__AIM OF THE TASK__
Give the listing again character for character, but drop the images.

## Start SUPPLIED INFORMATION

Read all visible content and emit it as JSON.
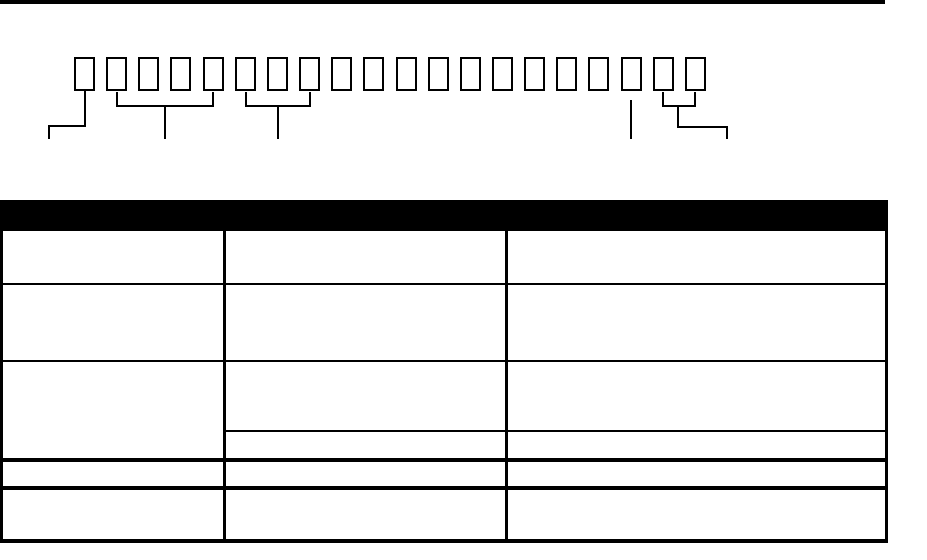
{
  "page": {
    "paper_color": "#ffffff",
    "ink_color": "#000000"
  },
  "top_rule": {
    "present": true
  },
  "char_field": {
    "box_count": 20,
    "box_groups": [
      {
        "boxes": "1",
        "pointer": "step-down-left",
        "label": ""
      },
      {
        "boxes": "2-5",
        "pointer": "bracket-stem-down",
        "label": ""
      },
      {
        "boxes": "6-8",
        "pointer": "bracket-stem-down",
        "label": ""
      },
      {
        "boxes": "18",
        "pointer": "plain-line-down",
        "label": ""
      },
      {
        "boxes": "19-20",
        "pointer": "bracket-step-down-right",
        "label": ""
      }
    ]
  },
  "table": {
    "header": {
      "text": "",
      "background": "#000000"
    },
    "column_count": 3,
    "rows": [
      {
        "cells": [
          "",
          "",
          ""
        ]
      },
      {
        "cells": [
          "",
          "",
          ""
        ]
      },
      {
        "cells": [
          "",
          "",
          ""
        ]
      },
      {
        "cells": [
          "",
          ""
        ]
      },
      {
        "cells": [
          "",
          "",
          ""
        ]
      },
      {
        "cells": [
          "",
          "",
          ""
        ]
      }
    ]
  }
}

## End SUPPLIED INFORMATION

__ANSWER TO THIS PROBLEM__
Read all visible content and emit it as JSON.
{
  "page": {
    "paper_color": "#ffffff",
    "ink_color": "#000000"
  },
  "top_rule": {
    "present": true
  },
  "char_field": {
    "box_count": 20,
    "box_groups": [
      {
        "boxes": "1",
        "pointer": "step-down-left",
        "label": ""
      },
      {
        "boxes": "2-5",
        "pointer": "bracket-stem-down",
        "label": ""
      },
      {
        "boxes": "6-8",
        "pointer": "bracket-stem-down",
        "label": ""
      },
      {
        "boxes": "18",
        "pointer": "plain-line-down",
        "label": ""
      },
      {
        "boxes": "19-20",
        "pointer": "bracket-step-down-right",
        "label": ""
      }
    ]
  },
  "table": {
    "header": {
      "text": "",
      "background": "#000000"
    },
    "column_count": 3,
    "rows": [
      {
        "cells": [
          "",
          "",
          ""
        ]
      },
      {
        "cells": [
          "",
          "",
          ""
        ]
      },
      {
        "cells": [
          "",
          "",
          ""
        ]
      },
      {
        "cells": [
          "",
          ""
        ]
      },
      {
        "cells": [
          "",
          "",
          ""
        ]
      },
      {
        "cells": [
          "",
          "",
          ""
        ]
      }
    ]
  }
}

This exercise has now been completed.